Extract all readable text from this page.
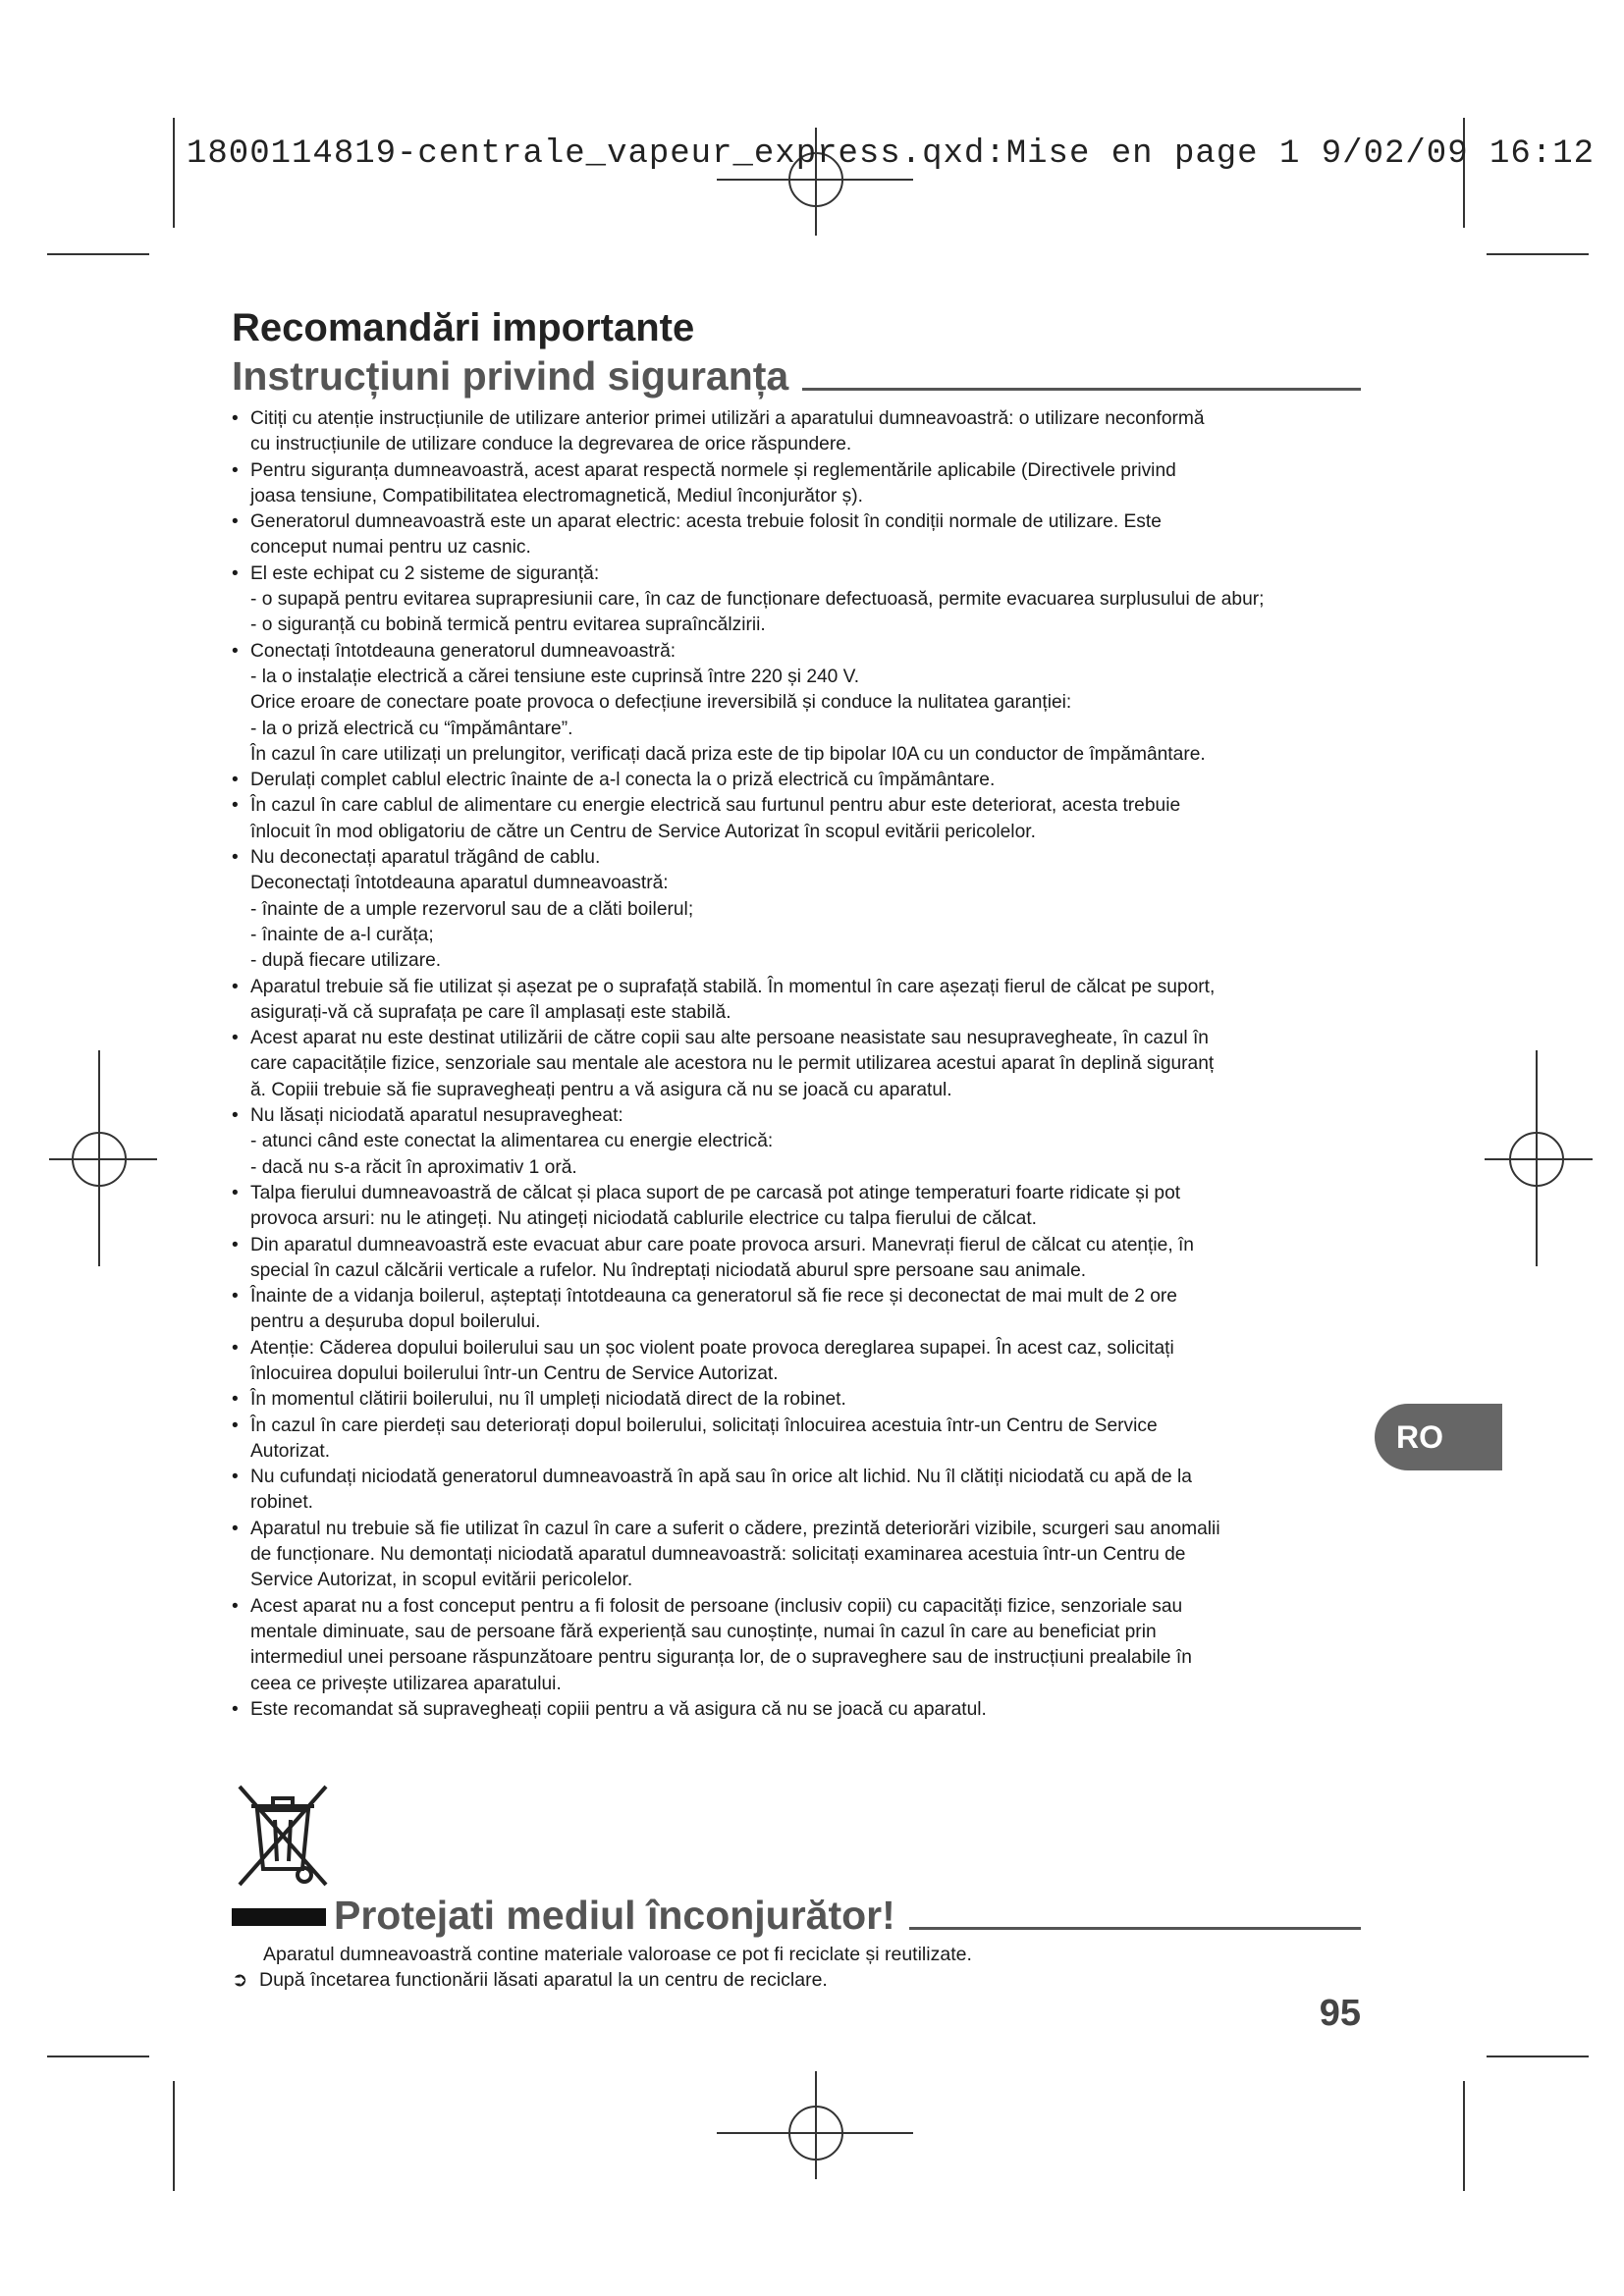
1800114819-centrale_vapeur_express.qxd:Mise en page 1 9/02/09 16:12
Recomandări importante
Instrucțiuni privind siguranța
• Citiți cu atenție instrucțiunile de utilizare anterior primei utilizări a aparatului dumneavoastră: o utilizare neconformă
cu instrucțiunile de utilizare conduce la degrevarea de orice răspundere.
• Pentru siguranța dumneavoastră, acest aparat respectă normele și reglementările aplicabile (Directivele privind
joasa tensiune, Compatibilitatea electromagnetică, Mediul înconjurător ș).
• Generatorul dumneavoastră este un aparat electric: acesta trebuie folosit în condiții normale de utilizare. Este
conceput numai pentru uz casnic.
• El este echipat cu 2 sisteme de siguranță:
- o supapă pentru evitarea suprapresiunii care, în caz de funcționare defectuoasă, permite evacuarea surplusului de abur;
- o siguranță cu bobină termică pentru evitarea supraîncălzirii.
• Conectați întotdeauna generatorul dumneavoastră:
- la o instalație electrică a cărei tensiune este cuprinsă între 220 și 240 V.
Orice eroare de conectare poate provoca o defecțiune ireversibilă și conduce la nulitatea garanției:
- la o priză electrică cu “împământare”.
În cazul în care utilizați un prelungitor, verificați dacă priza este de tip bipolar I0A cu un conductor de împământare.
• Derulați complet cablul electric înainte de a-l conecta la o priză electrică cu împământare.
• În cazul în care cablul de alimentare cu energie electrică sau furtunul pentru abur este deteriorat, acesta trebuie
înlocuit în mod obligatoriu de către un Centru de Service Autorizat în scopul evitării pericolelor.
• Nu deconectați aparatul trăgând de cablu.
Deconectați întotdeauna aparatul dumneavoastră:
- înainte de a umple rezervorul sau de a clăti boilerul;
- înainte de a-l curăța;
- după fiecare utilizare.
• Aparatul trebuie să fie utilizat și așezat pe o suprafață stabilă. În momentul în care așezați fierul de călcat pe suport,
asigurați-vă că suprafața pe care îl amplasați este stabilă.
• Acest aparat nu este destinat utilizării de către copii sau alte persoane neasistate sau nesupravegheate, în cazul în
care capacitățile fizice, senzoriale sau mentale ale acestora nu le permit utilizarea acestui aparat în deplină siguranț
ă. Copiii trebuie să fie supravegheați pentru a vă asigura că nu se joacă cu aparatul.
• Nu lăsați niciodată aparatul nesupravegheat:
- atunci când este conectat la alimentarea cu energie electrică:
- dacă nu s-a răcit în aproximativ 1 oră.
• Talpa fierului dumneavoastră de călcat și placa suport de pe carcasă pot atinge temperaturi foarte ridicate și pot
provoca arsuri: nu le atingeți. Nu atingeți niciodată cablurile electrice cu talpa fierului de călcat.
• Din aparatul dumneavoastră este evacuat abur care poate provoca arsuri. Manevrați fierul de călcat cu atenție, în
special în cazul călcării verticale a rufelor. Nu îndreptați niciodată aburul spre persoane sau animale.
• Înainte de a vidanja boilerul, așteptați întotdeauna ca generatorul să fie rece și deconectat de mai mult de 2 ore
pentru a deșuruba dopul boilerului.
• Atenție: Căderea dopului boilerului sau un șoc violent poate provoca dereglarea supapei. În acest caz, solicitați
înlocuirea dopului boilerului într-un Centru de Service Autorizat.
• În momentul clătirii boilerului, nu îl umpleți niciodată direct de la robinet.
• În cazul în care pierdeți sau deteriorați dopul boilerului, solicitați înlocuirea acestuia într-un Centru de Service
Autorizat.
• Nu cufundați niciodată generatorul dumneavoastră în apă sau în orice alt lichid. Nu îl clătiți niciodată cu apă de la
robinet.
• Aparatul nu trebuie să fie utilizat în cazul în care a suferit o cădere, prezintă deteriorări vizibile, scurgeri sau anomalii
de funcționare. Nu demontați niciodată aparatul dumneavoastră: solicitați examinarea acestuia într-un Centru de
Service Autorizat, in scopul evitării pericolelor.
• Acest aparat nu a fost conceput pentru a fi folosit de persoane (inclusiv copii) cu capacități fizice, senzoriale sau
mentale diminuate, sau de persoane fără experiență sau cunoștințe, numai în cazul în care au beneficiat prin
intermediul unei persoane răspunzătoare pentru siguranța lor, de o supraveghere sau de instrucțiuni prealabile în
ceea ce privește utilizarea aparatului.
• Este recomandat să supravegheați copiii pentru a vă asigura că nu se joacă cu aparatul.
Protejati mediul înconjurător!
Aparatul dumneavoastră contine materiale valoroase ce pot fi reciclate și reutilizate.
➲ După încetarea functionării lăsati aparatul la un centru de reciclare.
95
RO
::::
*REQUIREMENTS:*
Report the number of lines of the listing above that hold the string "evitării", with no other text.

*WORKED SOLUTION:*
2